**TASK OBJECTIVE:** Find every line of the listing below where "Primary" appears, and copy it.

(Items listed in a dataset)

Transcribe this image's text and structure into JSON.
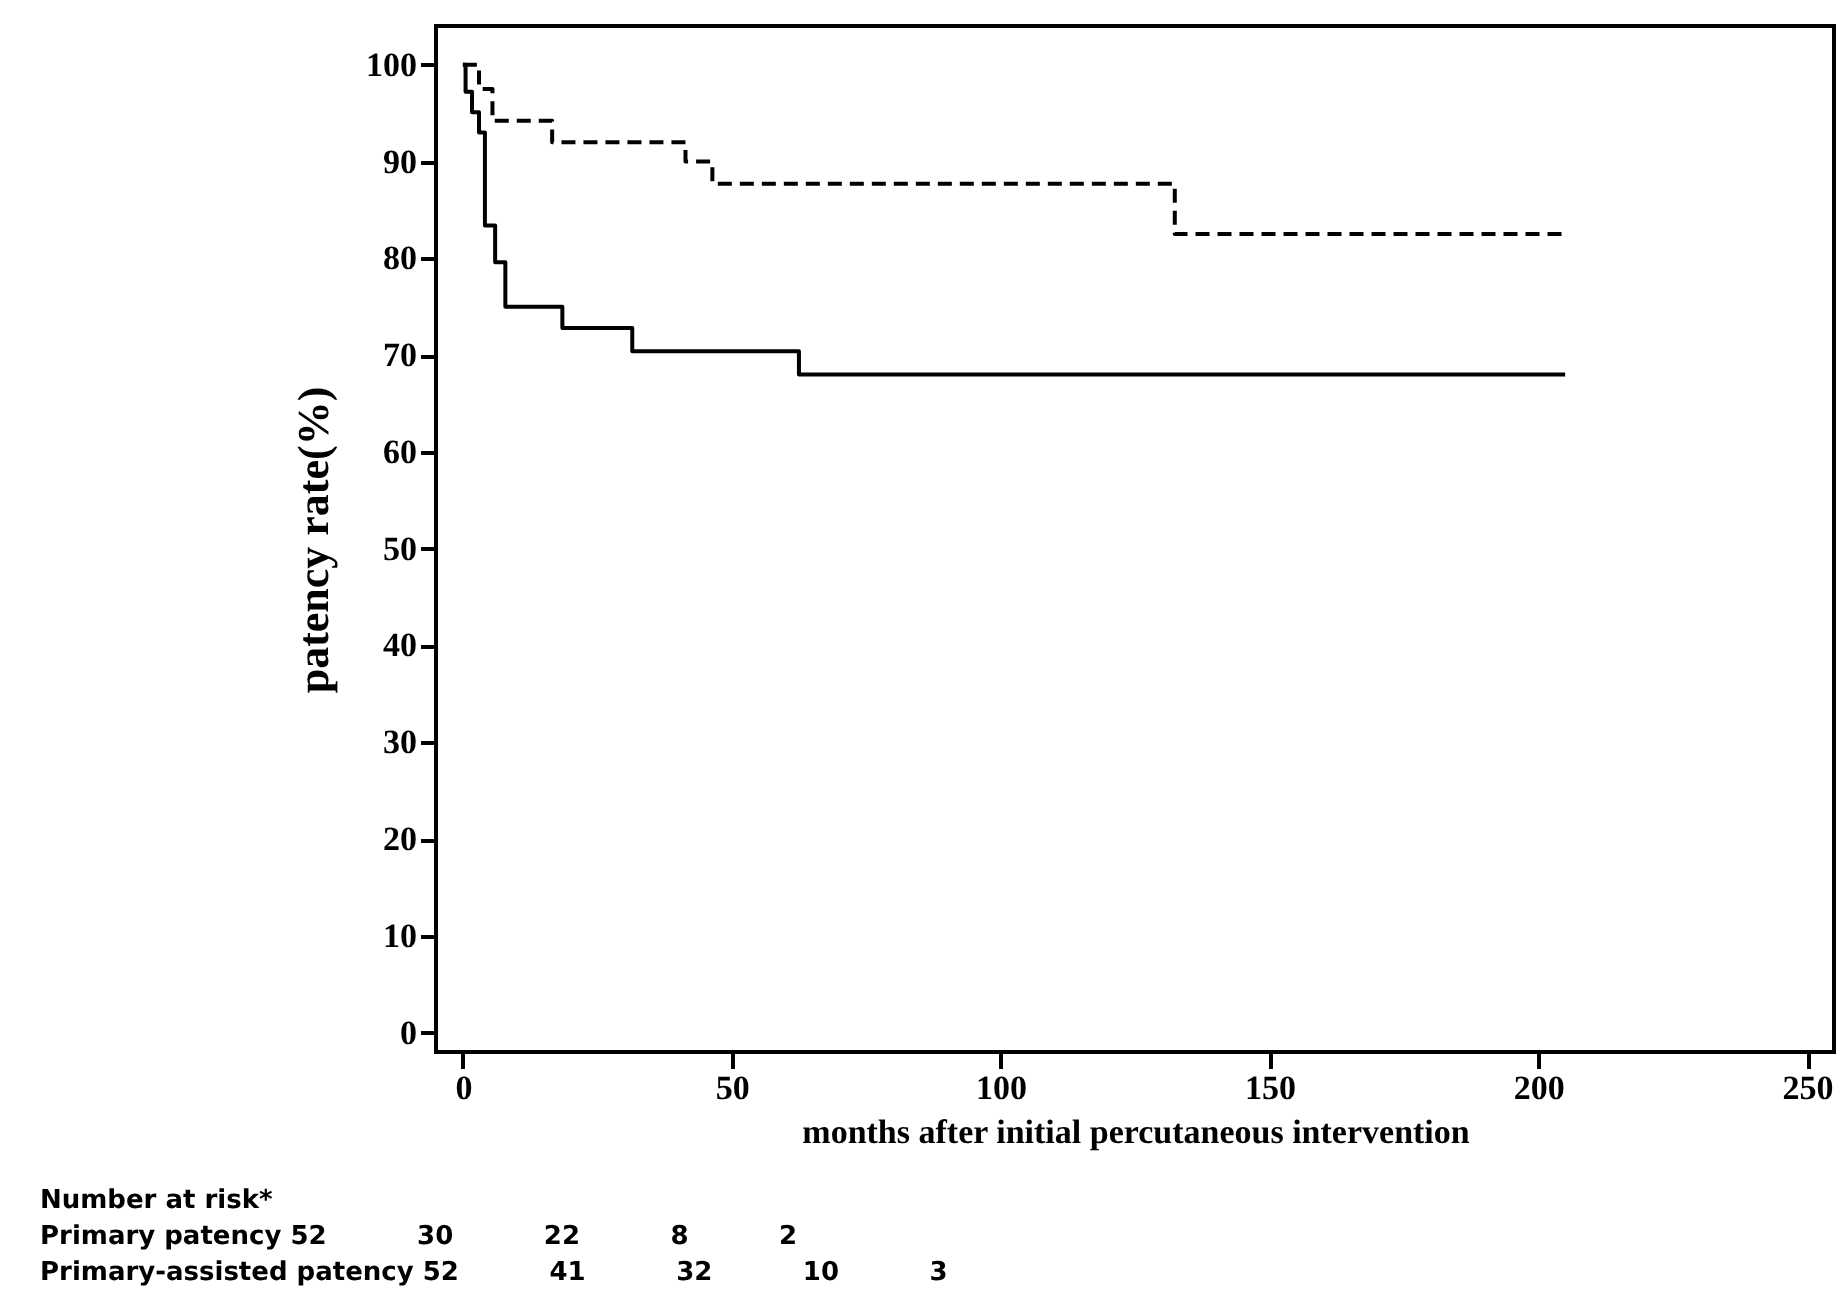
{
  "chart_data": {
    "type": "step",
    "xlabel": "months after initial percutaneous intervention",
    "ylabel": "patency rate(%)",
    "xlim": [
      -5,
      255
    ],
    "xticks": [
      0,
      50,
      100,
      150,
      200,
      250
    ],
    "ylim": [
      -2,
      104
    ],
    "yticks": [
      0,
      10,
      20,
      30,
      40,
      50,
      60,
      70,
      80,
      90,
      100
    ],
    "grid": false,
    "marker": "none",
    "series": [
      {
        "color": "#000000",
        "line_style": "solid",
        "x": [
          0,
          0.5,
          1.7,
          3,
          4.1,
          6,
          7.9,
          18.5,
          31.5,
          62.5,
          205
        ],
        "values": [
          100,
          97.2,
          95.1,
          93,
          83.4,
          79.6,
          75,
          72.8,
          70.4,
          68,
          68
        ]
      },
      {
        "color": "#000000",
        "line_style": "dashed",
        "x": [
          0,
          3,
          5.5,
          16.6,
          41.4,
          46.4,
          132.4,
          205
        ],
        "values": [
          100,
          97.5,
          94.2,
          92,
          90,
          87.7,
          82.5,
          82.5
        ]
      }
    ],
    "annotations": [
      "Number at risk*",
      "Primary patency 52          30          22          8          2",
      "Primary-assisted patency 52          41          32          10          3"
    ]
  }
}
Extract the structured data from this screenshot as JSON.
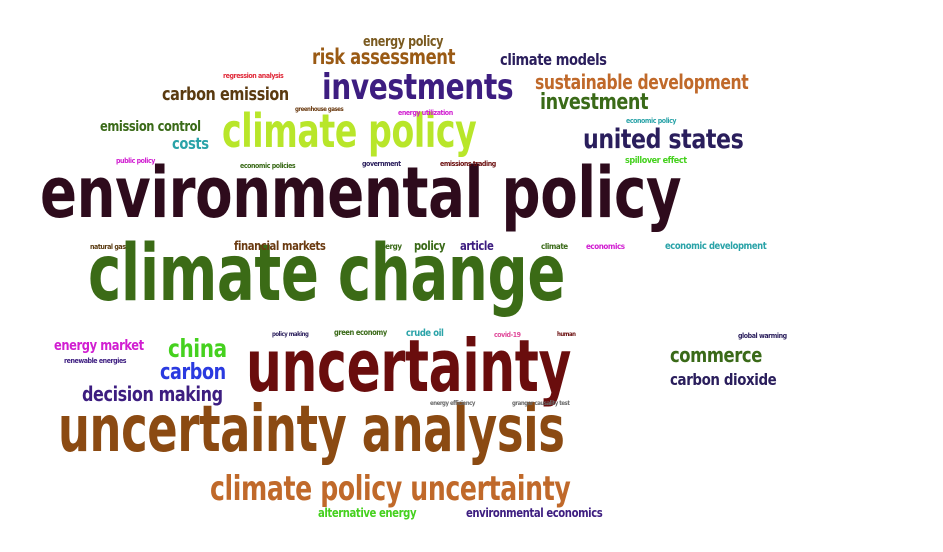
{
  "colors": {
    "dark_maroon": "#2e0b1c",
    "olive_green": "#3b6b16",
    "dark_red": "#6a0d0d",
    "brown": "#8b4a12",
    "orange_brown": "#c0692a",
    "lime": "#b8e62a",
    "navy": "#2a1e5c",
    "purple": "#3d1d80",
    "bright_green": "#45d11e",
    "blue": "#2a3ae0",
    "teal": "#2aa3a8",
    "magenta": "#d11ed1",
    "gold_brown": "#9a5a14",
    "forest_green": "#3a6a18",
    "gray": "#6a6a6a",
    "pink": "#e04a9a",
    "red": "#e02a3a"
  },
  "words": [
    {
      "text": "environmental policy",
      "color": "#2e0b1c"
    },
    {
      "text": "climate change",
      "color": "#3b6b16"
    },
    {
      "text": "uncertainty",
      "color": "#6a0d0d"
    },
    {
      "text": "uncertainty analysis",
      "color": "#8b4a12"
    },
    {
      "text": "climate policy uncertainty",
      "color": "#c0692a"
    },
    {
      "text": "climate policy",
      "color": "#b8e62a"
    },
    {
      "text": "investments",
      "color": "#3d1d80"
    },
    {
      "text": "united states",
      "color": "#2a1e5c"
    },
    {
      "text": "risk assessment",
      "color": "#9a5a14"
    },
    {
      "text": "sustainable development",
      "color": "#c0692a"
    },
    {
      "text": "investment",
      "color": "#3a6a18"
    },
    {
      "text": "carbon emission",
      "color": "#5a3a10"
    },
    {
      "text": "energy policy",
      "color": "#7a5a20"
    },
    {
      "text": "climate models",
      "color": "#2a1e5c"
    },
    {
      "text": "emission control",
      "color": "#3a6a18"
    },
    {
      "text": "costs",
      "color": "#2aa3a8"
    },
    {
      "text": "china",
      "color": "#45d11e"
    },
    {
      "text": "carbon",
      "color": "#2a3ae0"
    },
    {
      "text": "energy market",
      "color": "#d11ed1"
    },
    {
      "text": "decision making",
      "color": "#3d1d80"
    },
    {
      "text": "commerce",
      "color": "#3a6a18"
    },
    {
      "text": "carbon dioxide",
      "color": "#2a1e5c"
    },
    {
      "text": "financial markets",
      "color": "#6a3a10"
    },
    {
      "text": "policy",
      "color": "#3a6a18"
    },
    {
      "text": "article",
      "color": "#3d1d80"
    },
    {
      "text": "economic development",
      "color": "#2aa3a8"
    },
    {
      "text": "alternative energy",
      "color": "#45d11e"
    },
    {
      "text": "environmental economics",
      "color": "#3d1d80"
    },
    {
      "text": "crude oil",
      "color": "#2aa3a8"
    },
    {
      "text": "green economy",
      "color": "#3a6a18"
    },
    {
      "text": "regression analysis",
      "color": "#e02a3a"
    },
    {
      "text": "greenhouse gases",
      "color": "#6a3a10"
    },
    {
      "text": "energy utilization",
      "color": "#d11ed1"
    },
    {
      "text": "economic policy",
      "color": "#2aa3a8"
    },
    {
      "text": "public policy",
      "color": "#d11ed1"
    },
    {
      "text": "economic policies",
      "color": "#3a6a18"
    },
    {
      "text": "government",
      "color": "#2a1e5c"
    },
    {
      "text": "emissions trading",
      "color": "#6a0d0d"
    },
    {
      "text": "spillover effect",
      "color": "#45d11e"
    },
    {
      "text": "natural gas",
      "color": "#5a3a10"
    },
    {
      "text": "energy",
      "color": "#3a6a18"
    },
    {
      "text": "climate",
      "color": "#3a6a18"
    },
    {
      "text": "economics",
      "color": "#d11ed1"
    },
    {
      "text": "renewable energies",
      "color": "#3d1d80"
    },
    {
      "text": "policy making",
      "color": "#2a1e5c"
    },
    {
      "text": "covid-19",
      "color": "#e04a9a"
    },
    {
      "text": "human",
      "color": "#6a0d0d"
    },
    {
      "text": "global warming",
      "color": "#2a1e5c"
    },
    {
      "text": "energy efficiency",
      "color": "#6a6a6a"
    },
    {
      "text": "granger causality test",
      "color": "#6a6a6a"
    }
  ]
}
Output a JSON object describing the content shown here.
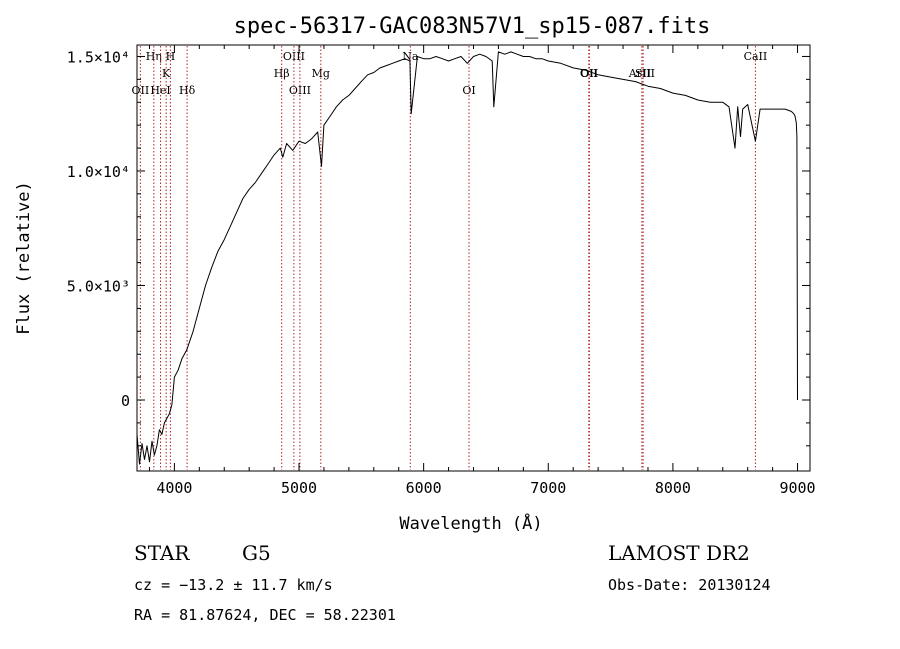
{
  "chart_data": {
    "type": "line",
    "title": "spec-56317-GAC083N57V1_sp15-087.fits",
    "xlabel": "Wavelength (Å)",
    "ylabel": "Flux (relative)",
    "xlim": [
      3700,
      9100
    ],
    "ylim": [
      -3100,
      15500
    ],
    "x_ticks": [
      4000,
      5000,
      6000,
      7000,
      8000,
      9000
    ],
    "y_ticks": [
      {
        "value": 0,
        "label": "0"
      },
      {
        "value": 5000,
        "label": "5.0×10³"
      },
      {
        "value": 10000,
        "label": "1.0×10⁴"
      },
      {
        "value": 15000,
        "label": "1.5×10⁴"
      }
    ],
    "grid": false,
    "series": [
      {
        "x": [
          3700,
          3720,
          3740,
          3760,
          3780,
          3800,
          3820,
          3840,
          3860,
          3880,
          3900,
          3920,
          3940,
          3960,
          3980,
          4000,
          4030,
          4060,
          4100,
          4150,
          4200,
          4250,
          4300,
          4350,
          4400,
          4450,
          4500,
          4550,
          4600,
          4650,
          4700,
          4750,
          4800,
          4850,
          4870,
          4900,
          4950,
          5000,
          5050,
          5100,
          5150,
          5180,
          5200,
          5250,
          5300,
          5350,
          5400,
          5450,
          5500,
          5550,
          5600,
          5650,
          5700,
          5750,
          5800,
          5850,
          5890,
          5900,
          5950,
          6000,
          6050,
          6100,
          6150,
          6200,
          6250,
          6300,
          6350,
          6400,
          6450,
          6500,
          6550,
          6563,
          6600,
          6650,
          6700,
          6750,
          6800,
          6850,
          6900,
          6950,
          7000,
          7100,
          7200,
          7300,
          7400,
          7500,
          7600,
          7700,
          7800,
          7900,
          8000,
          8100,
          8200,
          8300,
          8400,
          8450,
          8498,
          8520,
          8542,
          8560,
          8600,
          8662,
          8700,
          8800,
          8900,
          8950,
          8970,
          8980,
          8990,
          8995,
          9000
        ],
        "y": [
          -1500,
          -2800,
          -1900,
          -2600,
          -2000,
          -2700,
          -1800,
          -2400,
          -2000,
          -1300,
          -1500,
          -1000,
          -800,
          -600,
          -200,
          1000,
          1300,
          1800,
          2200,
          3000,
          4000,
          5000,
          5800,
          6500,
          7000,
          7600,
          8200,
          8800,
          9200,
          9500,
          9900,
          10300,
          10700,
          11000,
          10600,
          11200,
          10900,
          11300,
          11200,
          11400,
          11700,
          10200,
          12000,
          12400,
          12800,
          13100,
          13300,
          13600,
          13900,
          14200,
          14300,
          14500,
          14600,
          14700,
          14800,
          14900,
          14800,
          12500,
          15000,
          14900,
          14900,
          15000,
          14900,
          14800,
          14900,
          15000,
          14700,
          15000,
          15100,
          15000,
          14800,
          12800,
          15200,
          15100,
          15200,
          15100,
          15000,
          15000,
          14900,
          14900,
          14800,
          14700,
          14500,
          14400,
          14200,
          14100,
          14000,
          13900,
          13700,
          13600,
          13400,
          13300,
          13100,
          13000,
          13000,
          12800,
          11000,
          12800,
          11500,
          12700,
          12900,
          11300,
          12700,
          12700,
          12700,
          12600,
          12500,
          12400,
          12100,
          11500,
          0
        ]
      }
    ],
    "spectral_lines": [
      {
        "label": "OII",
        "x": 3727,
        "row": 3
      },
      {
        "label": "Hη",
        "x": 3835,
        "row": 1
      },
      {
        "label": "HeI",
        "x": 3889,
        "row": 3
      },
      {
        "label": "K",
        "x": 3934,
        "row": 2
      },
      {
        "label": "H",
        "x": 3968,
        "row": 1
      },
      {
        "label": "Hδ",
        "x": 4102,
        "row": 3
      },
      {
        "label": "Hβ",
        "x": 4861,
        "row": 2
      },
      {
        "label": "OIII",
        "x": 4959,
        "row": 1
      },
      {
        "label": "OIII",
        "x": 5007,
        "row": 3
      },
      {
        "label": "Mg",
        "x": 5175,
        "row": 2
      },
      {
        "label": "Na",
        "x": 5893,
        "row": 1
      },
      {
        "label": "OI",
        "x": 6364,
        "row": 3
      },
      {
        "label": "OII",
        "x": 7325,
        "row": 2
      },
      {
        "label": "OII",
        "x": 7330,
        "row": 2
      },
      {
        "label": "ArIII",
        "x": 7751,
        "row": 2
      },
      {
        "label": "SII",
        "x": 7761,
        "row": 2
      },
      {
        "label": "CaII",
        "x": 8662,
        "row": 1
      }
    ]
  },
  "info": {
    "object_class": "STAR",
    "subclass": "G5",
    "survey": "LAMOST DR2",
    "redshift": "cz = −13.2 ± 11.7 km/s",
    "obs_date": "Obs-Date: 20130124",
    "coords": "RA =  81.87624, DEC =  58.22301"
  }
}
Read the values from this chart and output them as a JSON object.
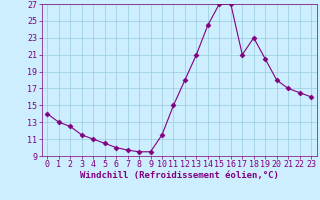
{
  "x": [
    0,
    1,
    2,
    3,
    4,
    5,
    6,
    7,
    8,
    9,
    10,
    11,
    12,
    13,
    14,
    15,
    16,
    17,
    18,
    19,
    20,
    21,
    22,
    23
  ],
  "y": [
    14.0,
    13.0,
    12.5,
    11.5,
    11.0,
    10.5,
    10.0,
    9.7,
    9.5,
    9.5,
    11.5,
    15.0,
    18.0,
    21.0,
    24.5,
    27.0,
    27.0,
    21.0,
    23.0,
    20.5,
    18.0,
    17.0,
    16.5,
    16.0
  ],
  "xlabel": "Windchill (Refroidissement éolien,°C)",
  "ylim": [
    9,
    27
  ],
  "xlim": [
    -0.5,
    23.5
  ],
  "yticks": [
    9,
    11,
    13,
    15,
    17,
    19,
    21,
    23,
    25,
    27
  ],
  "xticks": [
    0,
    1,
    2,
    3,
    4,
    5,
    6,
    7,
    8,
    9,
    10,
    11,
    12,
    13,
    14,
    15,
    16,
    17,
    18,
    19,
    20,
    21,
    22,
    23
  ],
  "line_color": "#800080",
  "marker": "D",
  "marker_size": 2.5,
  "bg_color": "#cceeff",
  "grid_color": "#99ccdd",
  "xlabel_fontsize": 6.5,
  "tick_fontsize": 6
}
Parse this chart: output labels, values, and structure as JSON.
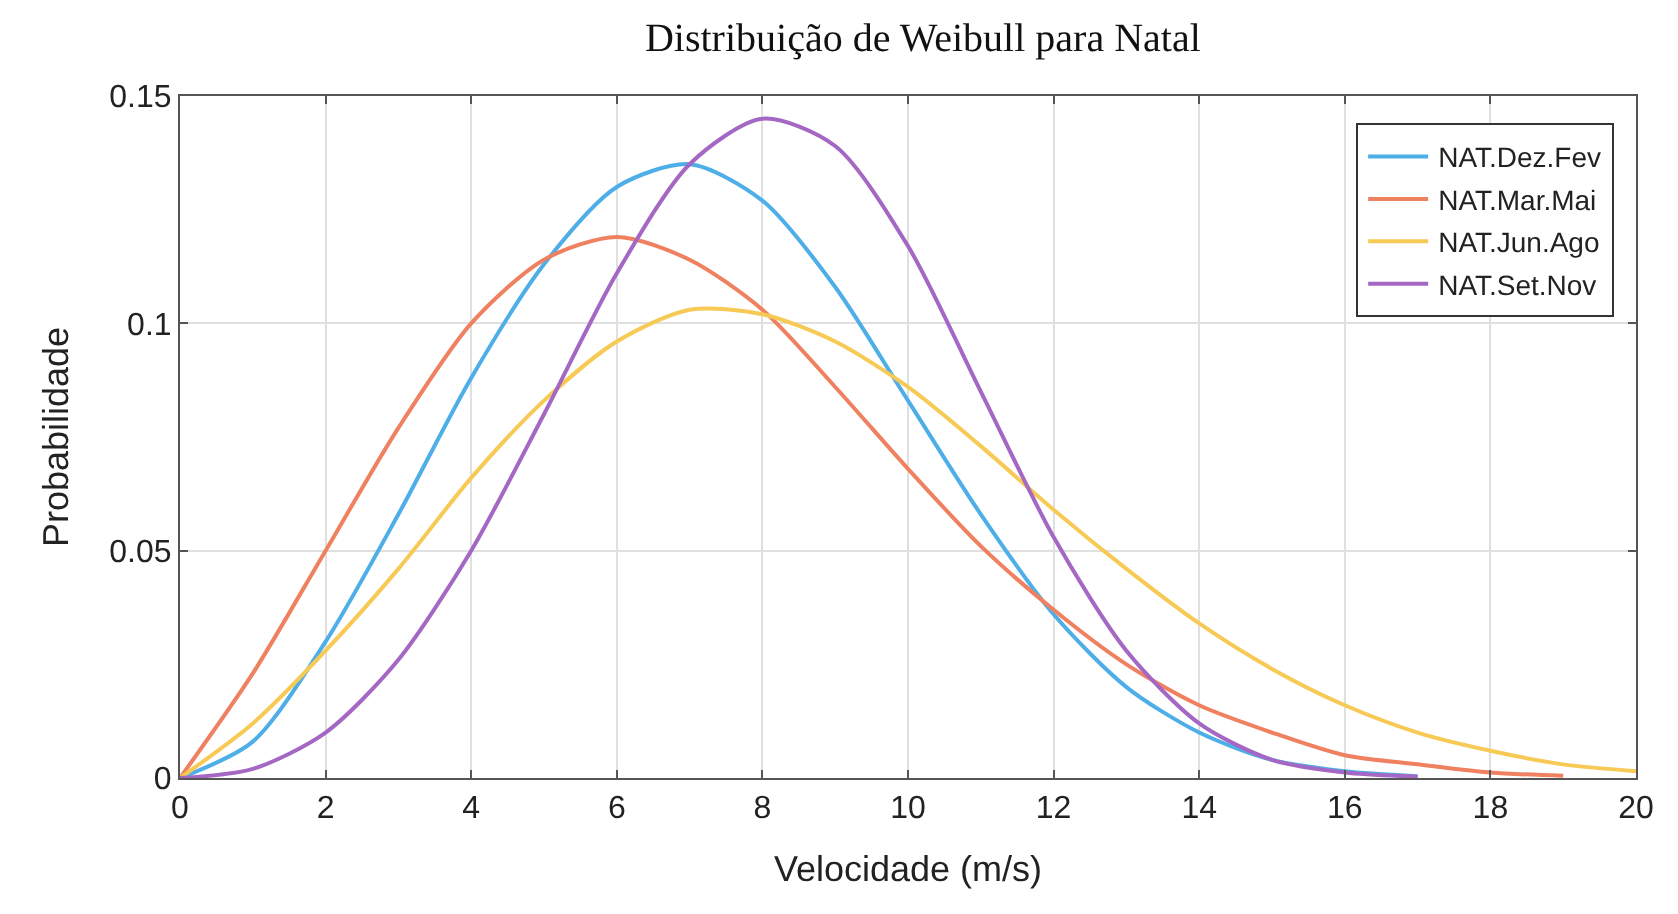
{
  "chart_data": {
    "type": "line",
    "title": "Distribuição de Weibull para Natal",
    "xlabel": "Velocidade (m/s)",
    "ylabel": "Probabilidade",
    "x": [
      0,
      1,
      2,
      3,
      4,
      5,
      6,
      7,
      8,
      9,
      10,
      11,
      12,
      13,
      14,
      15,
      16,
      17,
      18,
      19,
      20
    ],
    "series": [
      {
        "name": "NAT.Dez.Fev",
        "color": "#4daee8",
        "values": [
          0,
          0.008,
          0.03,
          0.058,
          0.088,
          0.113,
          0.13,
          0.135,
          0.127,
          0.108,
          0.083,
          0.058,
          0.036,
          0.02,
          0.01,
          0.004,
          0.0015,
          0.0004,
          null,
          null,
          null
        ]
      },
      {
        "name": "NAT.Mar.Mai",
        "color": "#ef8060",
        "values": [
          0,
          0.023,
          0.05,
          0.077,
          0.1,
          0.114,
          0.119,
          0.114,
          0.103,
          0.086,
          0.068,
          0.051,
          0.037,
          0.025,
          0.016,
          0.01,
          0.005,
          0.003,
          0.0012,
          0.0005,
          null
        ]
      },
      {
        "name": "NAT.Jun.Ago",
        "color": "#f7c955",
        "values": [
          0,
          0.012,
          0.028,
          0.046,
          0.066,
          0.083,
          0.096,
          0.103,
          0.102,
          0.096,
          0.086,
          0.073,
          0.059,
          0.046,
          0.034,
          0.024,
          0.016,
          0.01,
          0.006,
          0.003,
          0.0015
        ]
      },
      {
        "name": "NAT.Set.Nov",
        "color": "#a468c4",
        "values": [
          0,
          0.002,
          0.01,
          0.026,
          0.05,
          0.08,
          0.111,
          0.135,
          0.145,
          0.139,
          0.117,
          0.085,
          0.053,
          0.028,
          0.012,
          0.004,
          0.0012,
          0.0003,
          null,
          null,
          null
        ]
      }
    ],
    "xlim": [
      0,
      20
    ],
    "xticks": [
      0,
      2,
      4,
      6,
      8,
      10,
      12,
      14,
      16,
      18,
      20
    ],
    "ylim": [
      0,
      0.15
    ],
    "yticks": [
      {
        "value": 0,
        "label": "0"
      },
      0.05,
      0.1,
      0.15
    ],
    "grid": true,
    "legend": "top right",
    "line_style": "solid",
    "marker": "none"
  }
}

**WRITTEN SOLUTION:**
      "Primary patency 52          30          22          8          2",
      "Primary-assisted patency 52          41          32          10          3"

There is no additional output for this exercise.